- [Entries provided]:

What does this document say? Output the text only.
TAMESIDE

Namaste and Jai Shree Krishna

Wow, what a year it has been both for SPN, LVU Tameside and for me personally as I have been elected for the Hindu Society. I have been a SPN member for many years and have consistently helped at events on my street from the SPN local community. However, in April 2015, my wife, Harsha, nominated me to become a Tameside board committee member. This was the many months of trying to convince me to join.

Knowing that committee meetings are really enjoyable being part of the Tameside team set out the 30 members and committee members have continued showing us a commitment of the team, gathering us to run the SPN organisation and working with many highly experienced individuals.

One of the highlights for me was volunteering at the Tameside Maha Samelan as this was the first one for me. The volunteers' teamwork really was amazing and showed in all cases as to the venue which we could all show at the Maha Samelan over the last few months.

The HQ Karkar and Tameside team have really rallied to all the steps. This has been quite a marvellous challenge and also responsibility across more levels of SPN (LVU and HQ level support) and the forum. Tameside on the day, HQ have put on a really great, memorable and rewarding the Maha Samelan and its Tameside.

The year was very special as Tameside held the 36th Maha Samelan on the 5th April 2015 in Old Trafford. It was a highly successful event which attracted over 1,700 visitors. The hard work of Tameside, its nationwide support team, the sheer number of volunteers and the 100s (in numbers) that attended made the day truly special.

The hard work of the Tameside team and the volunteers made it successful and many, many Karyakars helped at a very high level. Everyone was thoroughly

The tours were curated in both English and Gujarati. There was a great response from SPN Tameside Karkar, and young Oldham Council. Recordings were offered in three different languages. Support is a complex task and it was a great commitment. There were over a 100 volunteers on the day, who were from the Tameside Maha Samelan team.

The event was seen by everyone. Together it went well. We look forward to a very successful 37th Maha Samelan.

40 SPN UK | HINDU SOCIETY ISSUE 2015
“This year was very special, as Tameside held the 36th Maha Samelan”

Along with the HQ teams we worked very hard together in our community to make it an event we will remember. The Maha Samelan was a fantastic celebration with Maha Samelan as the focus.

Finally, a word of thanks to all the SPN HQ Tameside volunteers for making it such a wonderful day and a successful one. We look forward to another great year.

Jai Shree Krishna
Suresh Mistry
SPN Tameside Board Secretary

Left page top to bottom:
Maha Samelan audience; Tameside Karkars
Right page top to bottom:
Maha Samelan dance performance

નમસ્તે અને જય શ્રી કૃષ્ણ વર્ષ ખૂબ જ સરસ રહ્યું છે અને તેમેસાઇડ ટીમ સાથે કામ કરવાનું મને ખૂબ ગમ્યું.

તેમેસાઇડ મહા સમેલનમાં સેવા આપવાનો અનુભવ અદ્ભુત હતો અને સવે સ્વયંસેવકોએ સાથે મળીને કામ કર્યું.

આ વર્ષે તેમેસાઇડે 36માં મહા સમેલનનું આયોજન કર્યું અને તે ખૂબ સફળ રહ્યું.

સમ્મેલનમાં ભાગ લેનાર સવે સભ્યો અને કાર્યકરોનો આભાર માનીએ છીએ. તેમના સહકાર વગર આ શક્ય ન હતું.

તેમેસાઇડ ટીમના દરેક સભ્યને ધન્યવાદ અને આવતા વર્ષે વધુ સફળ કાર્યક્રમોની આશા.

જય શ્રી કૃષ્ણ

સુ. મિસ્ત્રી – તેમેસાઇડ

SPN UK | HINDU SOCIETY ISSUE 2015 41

- [Task prompt]: Look through the listing above. Pick out each line with "bottom" and copy it.

- [Finished answer]:
Left page top to bottom:
Right page top to bottom:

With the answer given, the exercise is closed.